## Goal
From the listing below, pull out all lines with "всех" in them.

○ ○ ○

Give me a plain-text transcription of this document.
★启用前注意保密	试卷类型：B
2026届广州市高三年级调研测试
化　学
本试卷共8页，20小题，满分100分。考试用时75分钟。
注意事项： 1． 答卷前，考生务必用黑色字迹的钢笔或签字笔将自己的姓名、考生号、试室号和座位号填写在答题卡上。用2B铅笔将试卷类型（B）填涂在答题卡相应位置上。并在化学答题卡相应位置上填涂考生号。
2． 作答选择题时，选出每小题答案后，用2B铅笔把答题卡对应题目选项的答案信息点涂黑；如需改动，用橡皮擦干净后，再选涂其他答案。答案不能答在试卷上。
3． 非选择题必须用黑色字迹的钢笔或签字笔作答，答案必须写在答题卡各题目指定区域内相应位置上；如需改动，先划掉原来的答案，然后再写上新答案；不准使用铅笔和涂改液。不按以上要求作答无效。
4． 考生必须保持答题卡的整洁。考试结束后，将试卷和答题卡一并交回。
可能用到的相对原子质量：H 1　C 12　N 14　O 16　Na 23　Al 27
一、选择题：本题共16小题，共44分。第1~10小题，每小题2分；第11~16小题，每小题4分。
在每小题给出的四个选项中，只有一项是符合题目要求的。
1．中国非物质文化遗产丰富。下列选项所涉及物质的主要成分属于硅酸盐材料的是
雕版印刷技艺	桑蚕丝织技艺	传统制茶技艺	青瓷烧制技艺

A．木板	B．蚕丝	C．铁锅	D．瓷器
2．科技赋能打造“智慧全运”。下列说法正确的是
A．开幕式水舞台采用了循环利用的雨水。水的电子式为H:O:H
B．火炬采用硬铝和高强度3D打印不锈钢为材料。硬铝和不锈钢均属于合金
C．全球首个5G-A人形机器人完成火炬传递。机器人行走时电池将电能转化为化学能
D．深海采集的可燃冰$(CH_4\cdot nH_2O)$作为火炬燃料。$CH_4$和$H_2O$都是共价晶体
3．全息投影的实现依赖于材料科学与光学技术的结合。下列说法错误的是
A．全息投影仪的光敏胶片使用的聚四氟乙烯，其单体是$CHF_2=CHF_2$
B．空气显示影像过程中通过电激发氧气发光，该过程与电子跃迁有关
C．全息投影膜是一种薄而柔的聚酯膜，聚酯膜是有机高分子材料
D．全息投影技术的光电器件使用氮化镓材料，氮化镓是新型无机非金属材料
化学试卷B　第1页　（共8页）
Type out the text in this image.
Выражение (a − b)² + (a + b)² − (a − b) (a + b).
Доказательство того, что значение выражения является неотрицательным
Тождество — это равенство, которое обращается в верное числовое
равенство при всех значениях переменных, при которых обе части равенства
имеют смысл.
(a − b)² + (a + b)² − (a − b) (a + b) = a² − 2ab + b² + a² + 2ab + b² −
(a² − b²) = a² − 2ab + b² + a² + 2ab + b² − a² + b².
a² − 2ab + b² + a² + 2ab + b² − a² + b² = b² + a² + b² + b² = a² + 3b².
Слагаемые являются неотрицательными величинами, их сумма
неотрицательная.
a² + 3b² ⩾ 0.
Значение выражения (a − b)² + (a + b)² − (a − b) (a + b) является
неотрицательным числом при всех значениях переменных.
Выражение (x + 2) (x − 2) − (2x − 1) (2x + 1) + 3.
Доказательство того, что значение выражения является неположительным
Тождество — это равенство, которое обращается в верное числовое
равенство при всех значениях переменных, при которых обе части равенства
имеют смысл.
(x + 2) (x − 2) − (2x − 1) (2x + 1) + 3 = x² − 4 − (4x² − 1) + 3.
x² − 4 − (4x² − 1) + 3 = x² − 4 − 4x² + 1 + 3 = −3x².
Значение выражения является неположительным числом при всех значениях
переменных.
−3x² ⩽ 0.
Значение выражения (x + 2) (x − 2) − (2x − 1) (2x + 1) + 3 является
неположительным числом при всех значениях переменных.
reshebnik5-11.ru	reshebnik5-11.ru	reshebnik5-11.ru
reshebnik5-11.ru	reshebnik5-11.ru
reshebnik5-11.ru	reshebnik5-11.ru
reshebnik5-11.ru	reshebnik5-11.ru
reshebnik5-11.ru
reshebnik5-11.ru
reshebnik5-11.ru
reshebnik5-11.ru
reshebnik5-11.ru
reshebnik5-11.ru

○ ○ ○

## Response to this task
равенство при всех значениях переменных, при которых обе части равенства
неотрицательным числом при всех значениях переменных.
равенство при всех значениях переменных, при которых обе части равенства
Значение выражения является неположительным числом при всех значениях
неположительным числом при всех значениях переменных.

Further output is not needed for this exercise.